■ Your task
Transcribe the whole listing below without changing a word, but leave out every image.

■ Information provided
++++++++
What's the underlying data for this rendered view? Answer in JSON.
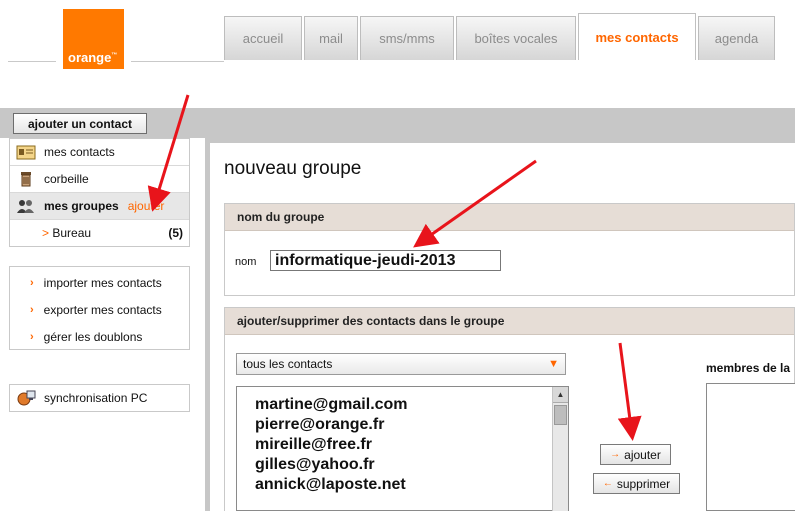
{
  "brand": {
    "logo_text": "orange",
    "trademark": "™",
    "color": "#ff7900"
  },
  "tabs": [
    {
      "label": "accueil",
      "active": false,
      "width": 78
    },
    {
      "label": "mail",
      "active": false,
      "width": 54
    },
    {
      "label": "sms/mms",
      "active": false,
      "width": 94
    },
    {
      "label": "boîtes vocales",
      "active": false,
      "width": 120
    },
    {
      "label": "mes contacts",
      "active": true,
      "width": 118
    },
    {
      "label": "agenda",
      "active": false,
      "width": 77
    }
  ],
  "toolbar": {
    "add_contact_label": "ajouter un contact"
  },
  "sidebar": {
    "my_contacts": "mes contacts",
    "trash": "corbeille",
    "my_groups": "mes groupes",
    "my_groups_add": "ajouter",
    "group_item": {
      "name": "Bureau",
      "count": "(5)"
    },
    "links": [
      "importer mes contacts",
      "exporter mes contacts",
      "gérer les doublons"
    ],
    "sync": "synchronisation PC"
  },
  "main": {
    "title": "nouveau groupe",
    "name_section": {
      "header": "nom du groupe",
      "label": "nom",
      "value": "informatique-jeudi-2013"
    },
    "members_section": {
      "header": "ajouter/supprimer des contacts dans le groupe",
      "filter_selected": "tous les contacts",
      "contacts": [
        "martine@gmail.com",
        "pierre@orange.fr",
        "mireille@free.fr",
        "gilles@yahoo.fr",
        "annick@laposte.net"
      ],
      "add_button": "ajouter",
      "remove_button": "supprimer",
      "members_label": "membres de la"
    }
  },
  "colors": {
    "accent": "#ff6600",
    "annotation_arrow": "#e8141b"
  }
}
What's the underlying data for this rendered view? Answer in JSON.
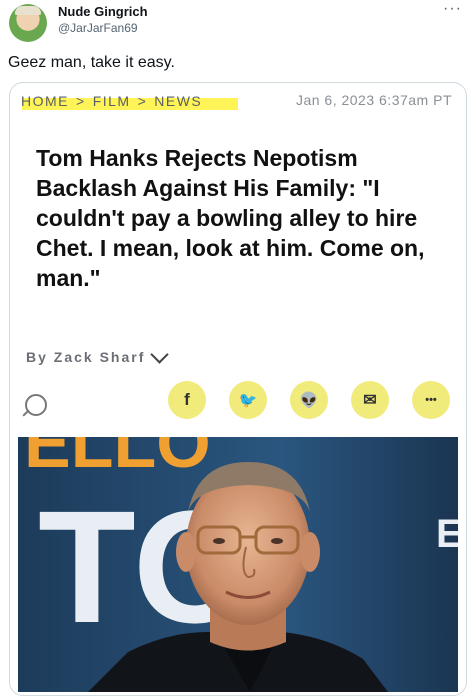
{
  "tweet": {
    "display_name": "Nude Gingrich",
    "handle": "@JarJarFan69",
    "more_icon": "more-dots-icon",
    "text": "Geez man, take it easy."
  },
  "article": {
    "breadcrumb": [
      "HOME",
      "FILM",
      "NEWS"
    ],
    "breadcrumb_separator": ">",
    "date": "Jan 6, 2023 6:37am PT",
    "headline": "Tom Hanks Rejects Nepotism Backlash Against His Family: \"I couldn't pay a bowling alley to hire Chet. I mean, look at him. Come on, man.\"",
    "byline": "By Zack Sharf",
    "highlight_color": "#fff23a",
    "share_icons": [
      "facebook-icon",
      "twitter-icon",
      "reddit-icon",
      "email-icon",
      "more-icon"
    ],
    "share_glyphs": [
      "f",
      "🐦",
      "👽",
      "✉",
      "•••"
    ],
    "share_button_color": "#f0eb7a"
  },
  "photo": {
    "backdrop_letters": [
      "ELLO",
      "TO",
      "E"
    ]
  }
}
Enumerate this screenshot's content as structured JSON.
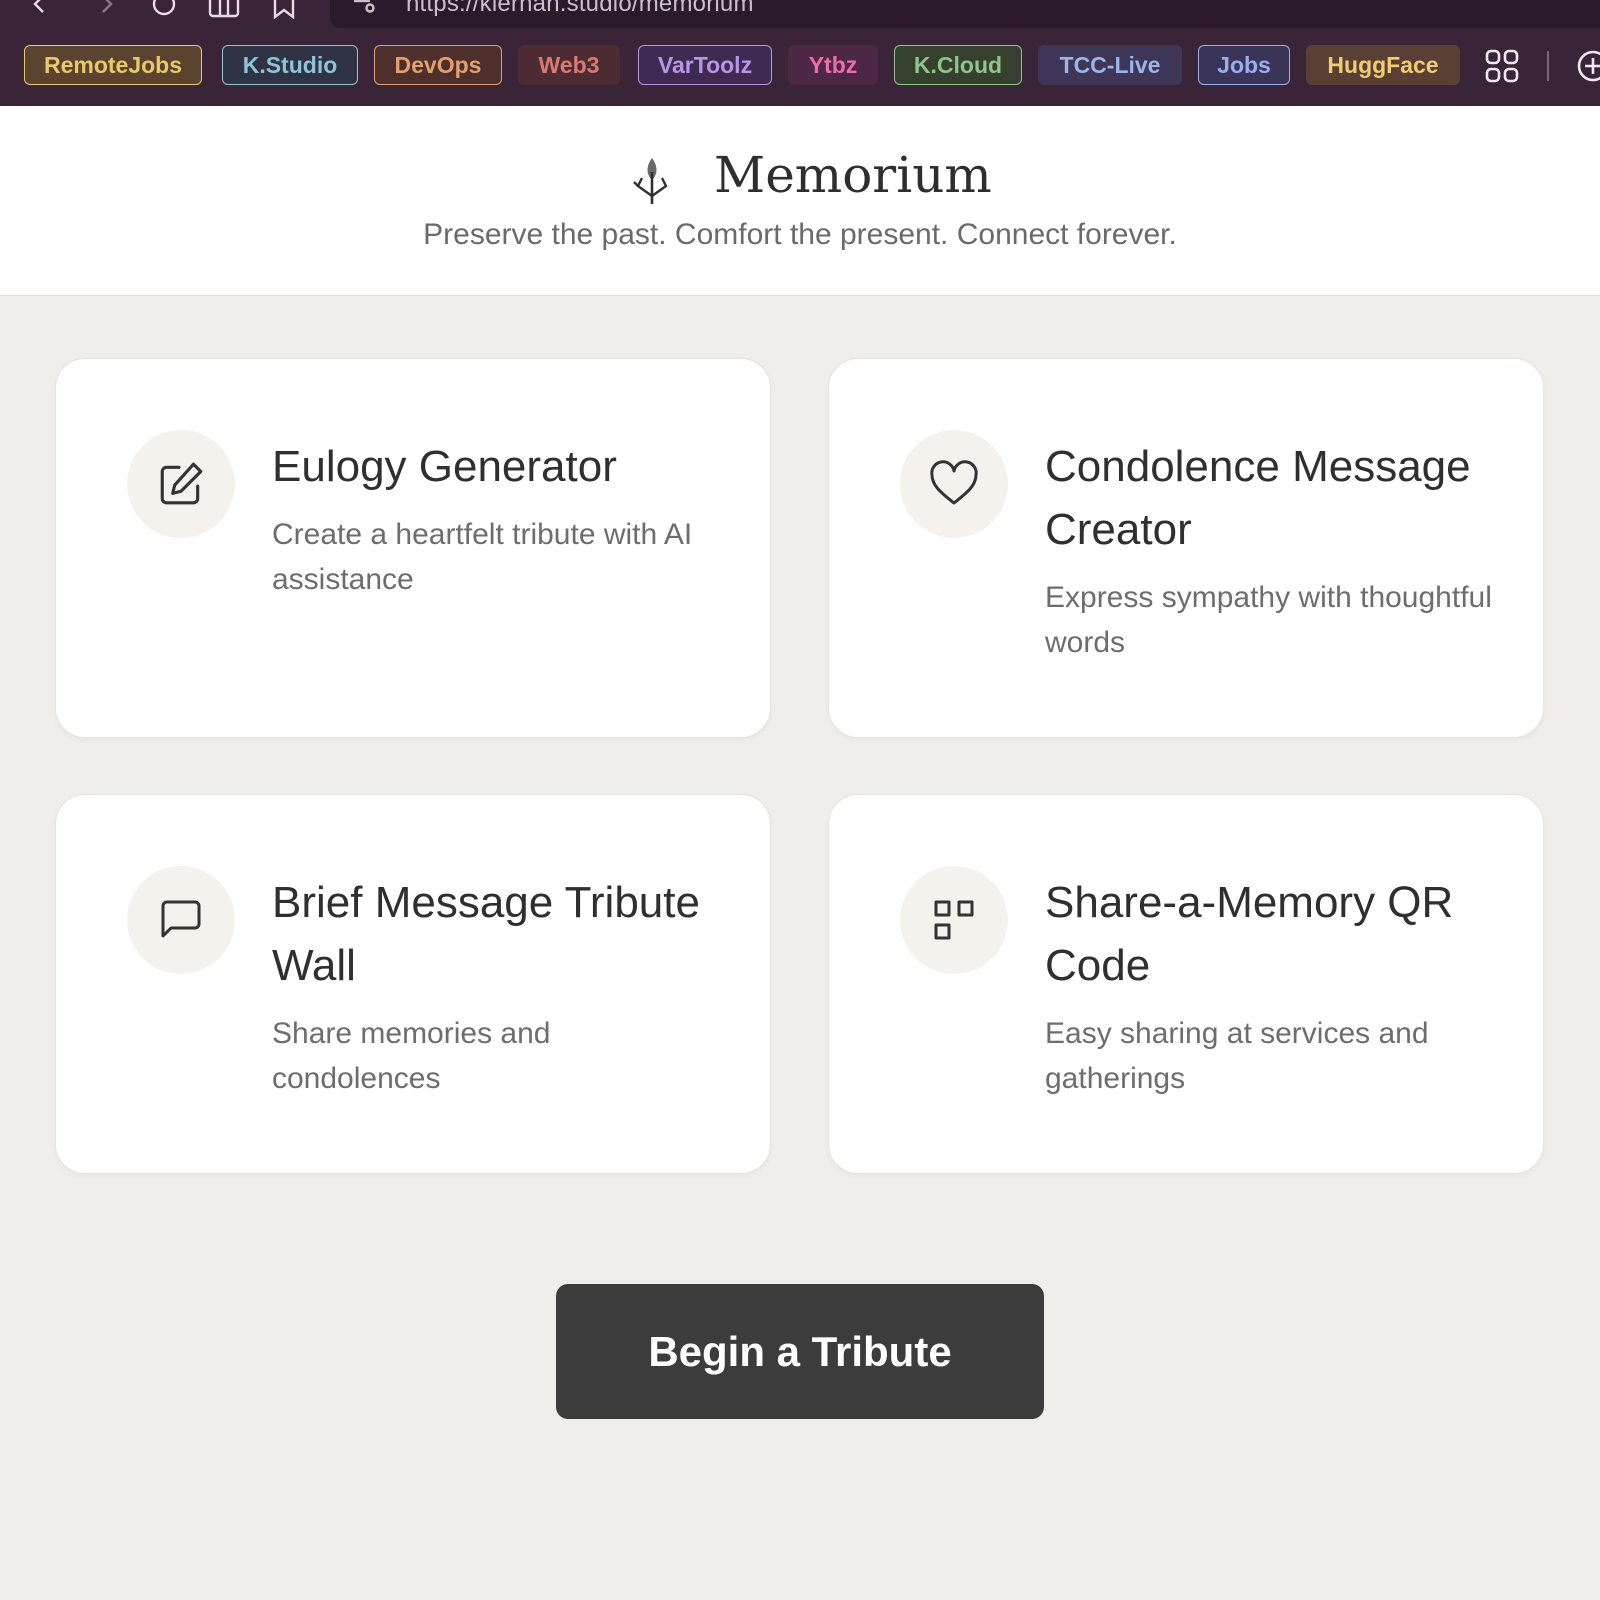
{
  "browser": {
    "url": "https://kiernan.studio/memorium",
    "bookmarks": [
      {
        "label": "RemoteJobs",
        "color": "#e8c86a",
        "bg": "#5a4430",
        "style": "outline"
      },
      {
        "label": "K.Studio",
        "color": "#8fc3d8",
        "bg": "#2f3344",
        "style": "outline"
      },
      {
        "label": "DevOps",
        "color": "#e3a06e",
        "bg": "#4d302c",
        "style": "outline"
      },
      {
        "label": "Web3",
        "color": "#d97a72",
        "bg": "#4d2b33",
        "style": "fill"
      },
      {
        "label": "VarToolz",
        "color": "#b896e6",
        "bg": "#3f2a52",
        "style": "outline"
      },
      {
        "label": "Ytbz",
        "color": "#ea6fa4",
        "bg": "#4e2745",
        "style": "fill"
      },
      {
        "label": "K.Cloud",
        "color": "#8fc48a",
        "bg": "#36402f",
        "style": "outline"
      },
      {
        "label": "TCC-Live",
        "color": "#9cb4e8",
        "bg": "#3e3656",
        "style": "fill"
      },
      {
        "label": "Jobs",
        "color": "#98aef0",
        "bg": "#3a3556",
        "style": "outline"
      },
      {
        "label": "HuggFace",
        "color": "#f1cd72",
        "bg": "#5a3f35",
        "style": "fill"
      }
    ]
  },
  "header": {
    "brand": "Memorium",
    "tagline": "Preserve the past. Comfort the present. Connect forever."
  },
  "cards": [
    {
      "icon": "edit-icon",
      "title": "Eulogy Generator",
      "description": "Create a heartfelt tribute with AI assistance"
    },
    {
      "icon": "heart-icon",
      "title": "Condolence Message Creator",
      "description": "Express sympathy with thoughtful words"
    },
    {
      "icon": "message-icon",
      "title": "Brief Message Tribute Wall",
      "description": "Share memories and condolences"
    },
    {
      "icon": "qr-code-icon",
      "title": "Share-a-Memory QR Code",
      "description": "Easy sharing at services and gatherings"
    }
  ],
  "cta": {
    "label": "Begin a Tribute"
  }
}
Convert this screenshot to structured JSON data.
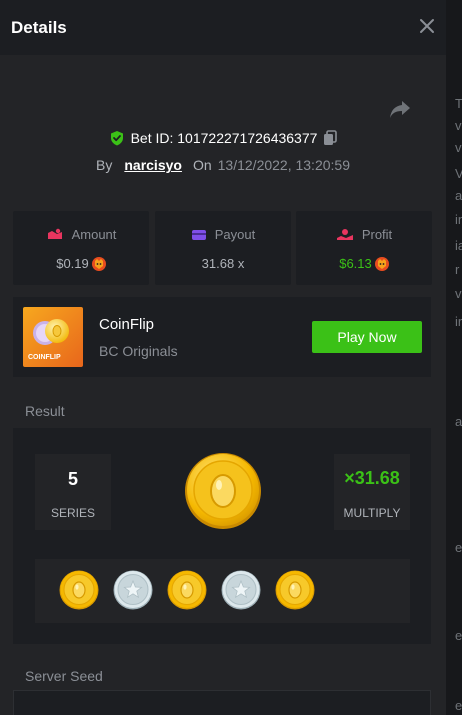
{
  "header": {
    "title": "Details"
  },
  "bet": {
    "id_label": "Bet ID: 101722271726436377",
    "by_label": "By",
    "username": "narcisyo",
    "on_label": "On",
    "datetime": "13/12/2022, 13:20:59"
  },
  "stats": {
    "amount": {
      "label": "Amount",
      "value": "$0.19"
    },
    "payout": {
      "label": "Payout",
      "value": "31.68 x"
    },
    "profit": {
      "label": "Profit",
      "value": "$6.13"
    }
  },
  "game": {
    "name": "CoinFlip",
    "provider": "BC Originals",
    "thumb_text": "COINFLIP",
    "play_label": "Play Now"
  },
  "result": {
    "section_label": "Result",
    "series_value": "5",
    "series_label": "SERIES",
    "multiply_value": "×31.68",
    "multiply_label": "MULTIPLY",
    "coins": [
      "gold",
      "silver",
      "gold",
      "silver",
      "gold"
    ]
  },
  "server_seed": {
    "section_label": "Server Seed"
  },
  "side_strip": [
    "T",
    "v",
    "v",
    "V",
    "a",
    "in",
    "ia",
    "r",
    "v",
    "ir",
    "a",
    "e",
    "e",
    "e"
  ],
  "colors": {
    "accent_green": "#3bc117",
    "panel_bg": "#232427",
    "card_bg": "#1c1e22",
    "muted_text": "#8b8f96"
  },
  "icons": {
    "close": "close-icon",
    "share": "share-icon",
    "verified": "shield-check-icon",
    "copy": "copy-icon",
    "amount": "amount-icon",
    "payout": "payout-icon",
    "profit": "profit-icon",
    "currency": "shib-token-icon"
  }
}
++++++++
■ Finished task
What's the underlying data for this rendered view? Answer in JSON.
{
  "brand": {
    "logo_text": "orange",
    "trademark": "™",
    "color": "#ff7900"
  },
  "tabs": [
    {
      "label": "accueil",
      "active": false,
      "width": 78
    },
    {
      "label": "mail",
      "active": false,
      "width": 54
    },
    {
      "label": "sms/mms",
      "active": false,
      "width": 94
    },
    {
      "label": "boîtes vocales",
      "active": false,
      "width": 120
    },
    {
      "label": "mes contacts",
      "active": true,
      "width": 118
    },
    {
      "label": "agenda",
      "active": false,
      "width": 77
    }
  ],
  "toolbar": {
    "add_contact_label": "ajouter un contact"
  },
  "sidebar": {
    "my_contacts": "mes contacts",
    "trash": "corbeille",
    "my_groups": "mes groupes",
    "my_groups_add": "ajouter",
    "group_item": {
      "name": "Bureau",
      "count": "(5)"
    },
    "links": [
      "importer mes contacts",
      "exporter mes contacts",
      "gérer les doublons"
    ],
    "sync": "synchronisation PC"
  },
  "main": {
    "title": "nouveau groupe",
    "name_section": {
      "header": "nom du groupe",
      "label": "nom",
      "value": "informatique-jeudi-2013"
    },
    "members_section": {
      "header": "ajouter/supprimer des contacts dans le groupe",
      "filter_selected": "tous les contacts",
      "contacts": [
        "martine@gmail.com",
        "pierre@orange.fr",
        "mireille@free.fr",
        "gilles@yahoo.fr",
        "annick@laposte.net"
      ],
      "add_button": "ajouter",
      "remove_button": "supprimer",
      "members_label": "membres de la"
    }
  },
  "colors": {
    "accent": "#ff6600",
    "annotation_arrow": "#e8141b"
  }
}
What's the underlying data for this rendered view? Answer in JSON.
{
  "tweet": {
    "display_name": "Nude Gingrich",
    "handle": "@JarJarFan69",
    "more_icon": "more-dots-icon",
    "text": "Geez man, take it easy."
  },
  "article": {
    "breadcrumb": [
      "HOME",
      "FILM",
      "NEWS"
    ],
    "breadcrumb_separator": ">",
    "date": "Jan 6, 2023 6:37am PT",
    "headline": "Tom Hanks Rejects Nepotism Backlash Against His Family: \"I couldn't pay a bowling alley to hire Chet. I mean, look at him. Come on, man.\"",
    "byline": "By Zack Sharf",
    "highlight_color": "#fff23a",
    "share_icons": [
      "facebook-icon",
      "twitter-icon",
      "reddit-icon",
      "email-icon",
      "more-icon"
    ],
    "share_glyphs": [
      "f",
      "🐦",
      "👽",
      "✉",
      "•••"
    ],
    "share_button_color": "#f0eb7a"
  },
  "photo": {
    "backdrop_letters": [
      "ELLO",
      "TO",
      "E"
    ]
  }
}
Enumerate this screenshot's content as structured JSON.
{
  "browser": {
    "url": "https://kiernan.studio/memorium",
    "bookmarks": [
      {
        "label": "RemoteJobs",
        "color": "#e8c86a",
        "bg": "#5a4430",
        "style": "outline"
      },
      {
        "label": "K.Studio",
        "color": "#8fc3d8",
        "bg": "#2f3344",
        "style": "outline"
      },
      {
        "label": "DevOps",
        "color": "#e3a06e",
        "bg": "#4d302c",
        "style": "outline"
      },
      {
        "label": "Web3",
        "color": "#d97a72",
        "bg": "#4d2b33",
        "style": "fill"
      },
      {
        "label": "VarToolz",
        "color": "#b896e6",
        "bg": "#3f2a52",
        "style": "outline"
      },
      {
        "label": "Ytbz",
        "color": "#ea6fa4",
        "bg": "#4e2745",
        "style": "fill"
      },
      {
        "label": "K.Cloud",
        "color": "#8fc48a",
        "bg": "#36402f",
        "style": "outline"
      },
      {
        "label": "TCC-Live",
        "color": "#9cb4e8",
        "bg": "#3e3656",
        "style": "fill"
      },
      {
        "label": "Jobs",
        "color": "#98aef0",
        "bg": "#3a3556",
        "style": "outline"
      },
      {
        "label": "HuggFace",
        "color": "#f1cd72",
        "bg": "#5a3f35",
        "style": "fill"
      }
    ]
  },
  "header": {
    "brand": "Memorium",
    "tagline": "Preserve the past. Comfort the present. Connect forever."
  },
  "cards": [
    {
      "icon": "edit-icon",
      "title": "Eulogy Generator",
      "description": "Create a heartfelt tribute with AI assistance"
    },
    {
      "icon": "heart-icon",
      "title": "Condolence Message Creator",
      "description": "Express sympathy with thoughtful words"
    },
    {
      "icon": "message-icon",
      "title": "Brief Message Tribute Wall",
      "description": "Share memories and condolences"
    },
    {
      "icon": "qr-code-icon",
      "title": "Share-a-Memory QR Code",
      "description": "Easy sharing at services and gatherings"
    }
  ],
  "cta": {
    "label": "Begin a Tribute"
  }
}
Convert this screenshot to structured JSON data.
{
  "header": {
    "title": "Details"
  },
  "bet": {
    "id_label": "Bet ID: 101722271726436377",
    "by_label": "By",
    "username": "narcisyo",
    "on_label": "On",
    "datetime": "13/12/2022, 13:20:59"
  },
  "stats": {
    "amount": {
      "label": "Amount",
      "value": "$0.19"
    },
    "payout": {
      "label": "Payout",
      "value": "31.68 x"
    },
    "profit": {
      "label": "Profit",
      "value": "$6.13"
    }
  },
  "game": {
    "name": "CoinFlip",
    "provider": "BC Originals",
    "thumb_text": "COINFLIP",
    "play_label": "Play Now"
  },
  "result": {
    "section_label": "Result",
    "series_value": "5",
    "series_label": "SERIES",
    "multiply_value": "×31.68",
    "multiply_label": "MULTIPLY",
    "coins": [
      "gold",
      "silver",
      "gold",
      "silver",
      "gold"
    ]
  },
  "server_seed": {
    "section_label": "Server Seed"
  },
  "side_strip": [
    "T",
    "v",
    "v",
    "V",
    "a",
    "in",
    "ia",
    "r",
    "v",
    "ir",
    "a",
    "e",
    "e",
    "e"
  ],
  "colors": {
    "accent_green": "#3bc117",
    "panel_bg": "#232427",
    "card_bg": "#1c1e22",
    "muted_text": "#8b8f96"
  },
  "icons": {
    "close": "close-icon",
    "share": "share-icon",
    "verified": "shield-check-icon",
    "copy": "copy-icon",
    "amount": "amount-icon",
    "payout": "payout-icon",
    "profit": "profit-icon",
    "currency": "shib-token-icon"
  }
}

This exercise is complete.